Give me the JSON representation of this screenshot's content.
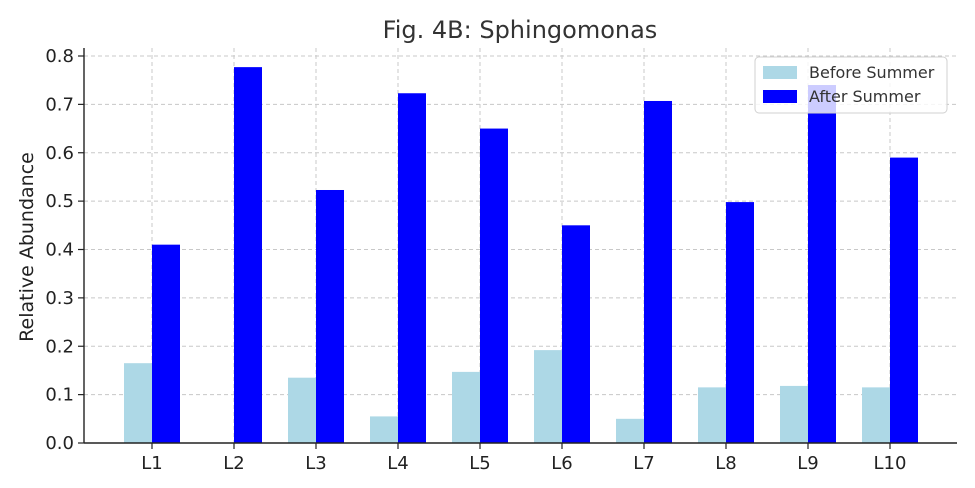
{
  "chart_data": {
    "type": "bar",
    "title": "Fig. 4B: Sphingomonas",
    "xlabel": "",
    "ylabel": "Relative Abundance",
    "categories": [
      "L1",
      "L2",
      "L3",
      "L4",
      "L5",
      "L6",
      "L7",
      "L8",
      "L9",
      "L10"
    ],
    "ylim": [
      0,
      0.8
    ],
    "yticks": [
      "0.0",
      "0.1",
      "0.2",
      "0.3",
      "0.4",
      "0.5",
      "0.6",
      "0.7",
      "0.8"
    ],
    "grid": true,
    "legend_position": "top-right",
    "series": [
      {
        "name": "Before Summer",
        "color": "#add8e6",
        "values": [
          0.165,
          0.0,
          0.135,
          0.055,
          0.147,
          0.192,
          0.05,
          0.115,
          0.118,
          0.115
        ]
      },
      {
        "name": "After Summer",
        "color": "#0000ff",
        "values": [
          0.41,
          0.777,
          0.523,
          0.723,
          0.65,
          0.45,
          0.707,
          0.498,
          0.74,
          0.59
        ]
      }
    ]
  }
}
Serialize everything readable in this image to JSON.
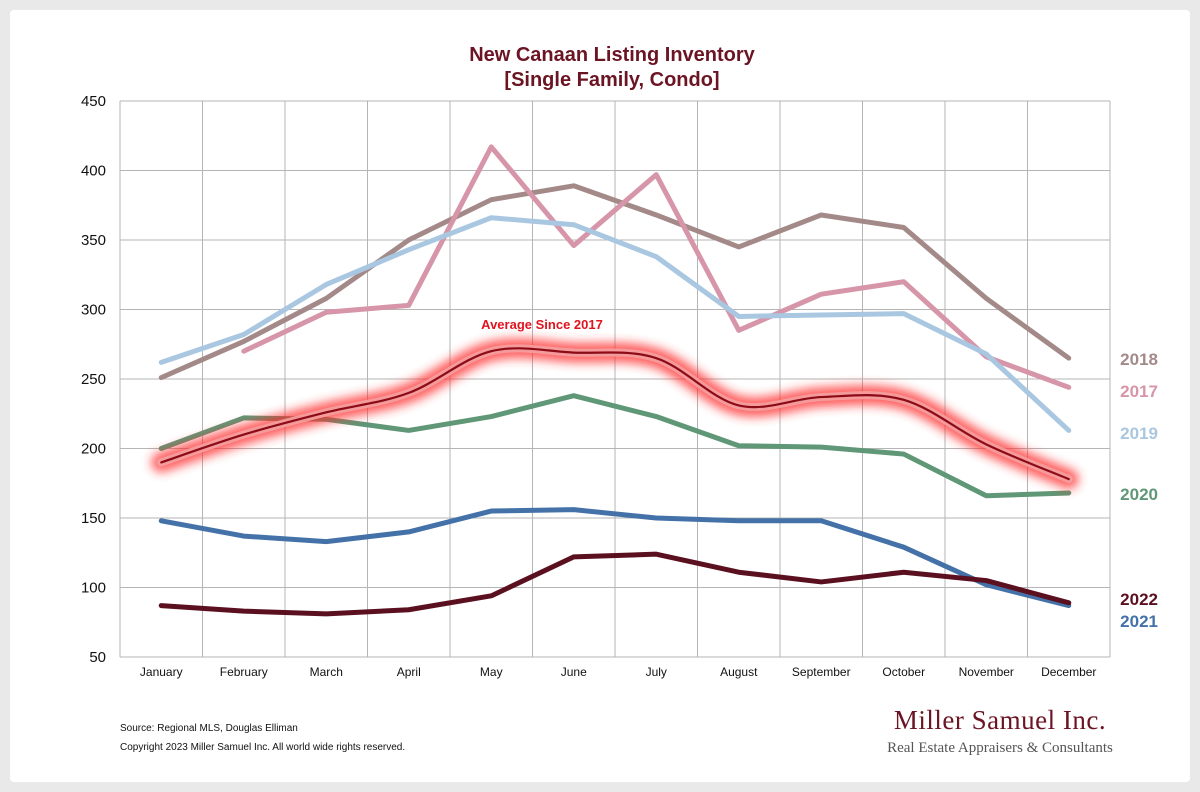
{
  "chart_data": {
    "type": "line",
    "title": "New Canaan Listing Inventory",
    "subtitle": "[Single Family, Condo]",
    "categories": [
      "January",
      "February",
      "March",
      "April",
      "May",
      "June",
      "July",
      "August",
      "September",
      "October",
      "November",
      "December"
    ],
    "ylim": [
      50,
      450
    ],
    "yticks": [
      50,
      100,
      150,
      200,
      250,
      300,
      350,
      400,
      450
    ],
    "grid": true,
    "series": [
      {
        "name": "2018",
        "color": "#a38a89",
        "values": [
          251,
          277,
          308,
          350,
          379,
          389,
          368,
          345,
          368,
          359,
          308,
          265
        ]
      },
      {
        "name": "2017",
        "color": "#d695a8",
        "values": [
          null,
          270,
          298,
          303,
          417,
          346,
          397,
          285,
          311,
          320,
          266,
          244
        ]
      },
      {
        "name": "2019",
        "color": "#a9c7e0",
        "values": [
          262,
          282,
          318,
          343,
          366,
          361,
          338,
          295,
          296,
          297,
          268,
          213
        ]
      },
      {
        "name": "2020",
        "color": "#5f9777",
        "values": [
          200,
          222,
          221,
          213,
          223,
          238,
          223,
          202,
          201,
          196,
          166,
          168
        ]
      },
      {
        "name": "2021",
        "color": "#4472a8",
        "values": [
          148,
          137,
          133,
          140,
          155,
          156,
          150,
          148,
          148,
          129,
          102,
          87
        ]
      },
      {
        "name": "2022",
        "color": "#5b101f",
        "values": [
          87,
          83,
          81,
          84,
          94,
          122,
          124,
          111,
          104,
          111,
          105,
          89
        ]
      },
      {
        "name": "Average  Since 2017",
        "color": "#e0141e",
        "values": [
          190,
          210,
          226,
          240,
          270,
          269,
          265,
          231,
          237,
          235,
          203,
          178
        ]
      }
    ]
  },
  "footer": {
    "source": "Source: Regional MLS, Douglas Elliman",
    "copyright": "Copyright 2023 Miller Samuel Inc.  All world wide rights reserved.",
    "brand_name": "Miller Samuel Inc.",
    "brand_tagline": "Real Estate Appraisers & Consultants"
  }
}
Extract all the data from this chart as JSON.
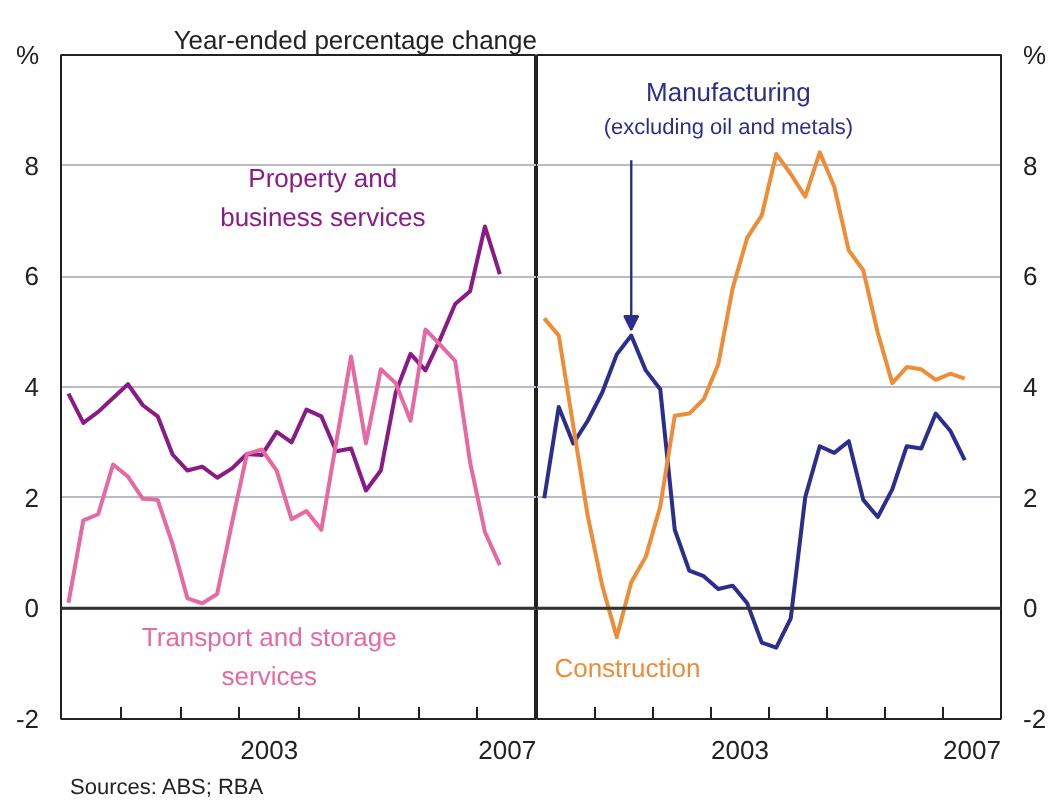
{
  "chart_data": [
    {
      "type": "line",
      "title": "Year-ended percentage change",
      "annotations": [
        "Sources: ABS; RBA"
      ],
      "x": [
        2000.125,
        2000.375,
        2000.625,
        2000.875,
        2001.125,
        2001.375,
        2001.625,
        2001.875,
        2002.125,
        2002.375,
        2002.625,
        2002.875,
        2003.125,
        2003.375,
        2003.625,
        2003.875,
        2004.125,
        2004.375,
        2004.625,
        2004.875,
        2005.125,
        2005.375,
        2005.625,
        2005.875,
        2006.125,
        2006.375,
        2006.625,
        2006.875,
        2007.125,
        2007.375
      ],
      "series": [
        {
          "name": "Property and\nbusiness services",
          "color": "#8b1a89",
          "values": [
            3.88,
            3.35,
            3.55,
            3.8,
            4.05,
            3.67,
            3.47,
            2.78,
            2.49,
            2.56,
            2.36,
            2.53,
            2.79,
            2.77,
            3.19,
            3.0,
            3.59,
            3.47,
            2.84,
            2.89,
            2.13,
            2.49,
            3.9,
            4.6,
            4.3,
            4.87,
            5.5,
            5.73,
            6.9,
            6.04
          ]
        },
        {
          "name": "Transport and storage\nservices",
          "color": "#e868a2",
          "values": [
            0.1,
            1.59,
            1.7,
            2.6,
            2.38,
            1.98,
            1.96,
            1.16,
            0.18,
            0.09,
            0.26,
            1.55,
            2.79,
            2.87,
            2.49,
            1.61,
            1.76,
            1.42,
            3.0,
            4.55,
            2.98,
            4.32,
            4.07,
            3.39,
            5.04,
            4.76,
            4.47,
            2.64,
            1.38,
            0.78
          ]
        }
      ],
      "xlim": [
        2000,
        2008
      ],
      "xticks": [
        {
          "value": 2000,
          "label": null
        },
        {
          "value": 2001,
          "label": null
        },
        {
          "value": 2002,
          "label": null
        },
        {
          "value": 2003,
          "label": null
        },
        {
          "value": 2004,
          "label": null
        },
        {
          "value": 2005,
          "label": null
        },
        {
          "value": 2006,
          "label": null
        },
        {
          "value": 2007,
          "label": null
        },
        {
          "value": 2008,
          "label": null
        },
        {
          "value": 2003.5,
          "label": "2003"
        },
        {
          "value": 2007.5,
          "label": "2007"
        }
      ],
      "ylim": [
        -2,
        10
      ],
      "yticks": [
        -2,
        0,
        2,
        4,
        6,
        8,
        {
          "value": 10,
          "label": "%"
        }
      ],
      "ref_lines": [
        {
          "axis": "y",
          "value": 0,
          "color": "#333333"
        }
      ],
      "grid": "y",
      "legend": false,
      "marker": "none",
      "line_style": "solid"
    },
    {
      "type": "line",
      "x": [
        2000.125,
        2000.375,
        2000.625,
        2000.875,
        2001.125,
        2001.375,
        2001.625,
        2001.875,
        2002.125,
        2002.375,
        2002.625,
        2002.875,
        2003.125,
        2003.375,
        2003.625,
        2003.875,
        2004.125,
        2004.375,
        2004.625,
        2004.875,
        2005.125,
        2005.375,
        2005.625,
        2005.875,
        2006.125,
        2006.375,
        2006.625,
        2006.875,
        2007.125,
        2007.375
      ],
      "series": [
        {
          "name": "Manufacturing\n(excluding oil and metals)",
          "color": "#2b2e8e",
          "values": [
            1.99,
            3.64,
            2.98,
            3.39,
            3.9,
            4.59,
            4.93,
            4.3,
            3.96,
            1.42,
            0.68,
            0.58,
            0.35,
            0.41,
            0.09,
            -0.62,
            -0.71,
            -0.18,
            2.01,
            2.93,
            2.81,
            3.02,
            1.96,
            1.65,
            2.15,
            2.93,
            2.89,
            3.52,
            3.21,
            2.68
          ]
        },
        {
          "name": "Construction",
          "color": "#f08b36",
          "values": [
            5.24,
            4.93,
            3.3,
            1.67,
            0.41,
            -0.52,
            0.47,
            0.93,
            1.84,
            3.48,
            3.52,
            3.78,
            4.41,
            5.79,
            6.7,
            7.1,
            8.21,
            7.85,
            7.44,
            8.24,
            7.62,
            6.47,
            6.11,
            4.98,
            4.07,
            4.36,
            4.32,
            4.13,
            4.24,
            4.15
          ]
        }
      ],
      "xlim": [
        2000,
        2008
      ],
      "xticks": [
        {
          "value": 2000,
          "label": null
        },
        {
          "value": 2001,
          "label": null
        },
        {
          "value": 2002,
          "label": null
        },
        {
          "value": 2003,
          "label": null
        },
        {
          "value": 2004,
          "label": null
        },
        {
          "value": 2005,
          "label": null
        },
        {
          "value": 2006,
          "label": null
        },
        {
          "value": 2007,
          "label": null
        },
        {
          "value": 2008,
          "label": null
        },
        {
          "value": 2003.5,
          "label": "2003"
        },
        {
          "value": 2007.5,
          "label": "2007"
        }
      ],
      "ylim": [
        -2,
        10
      ],
      "yticks": [
        -2,
        0,
        2,
        4,
        6,
        8,
        {
          "value": 10,
          "label": "%"
        }
      ],
      "ref_lines": [
        {
          "axis": "y",
          "value": 0,
          "color": "#333333"
        }
      ],
      "grid": "y",
      "legend": false,
      "marker": "none",
      "line_style": "solid"
    }
  ]
}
------------------------------------------------
(Task details) Work out how many lines of the data above contain the string "JSON" and give the number alone.

(Task output) 3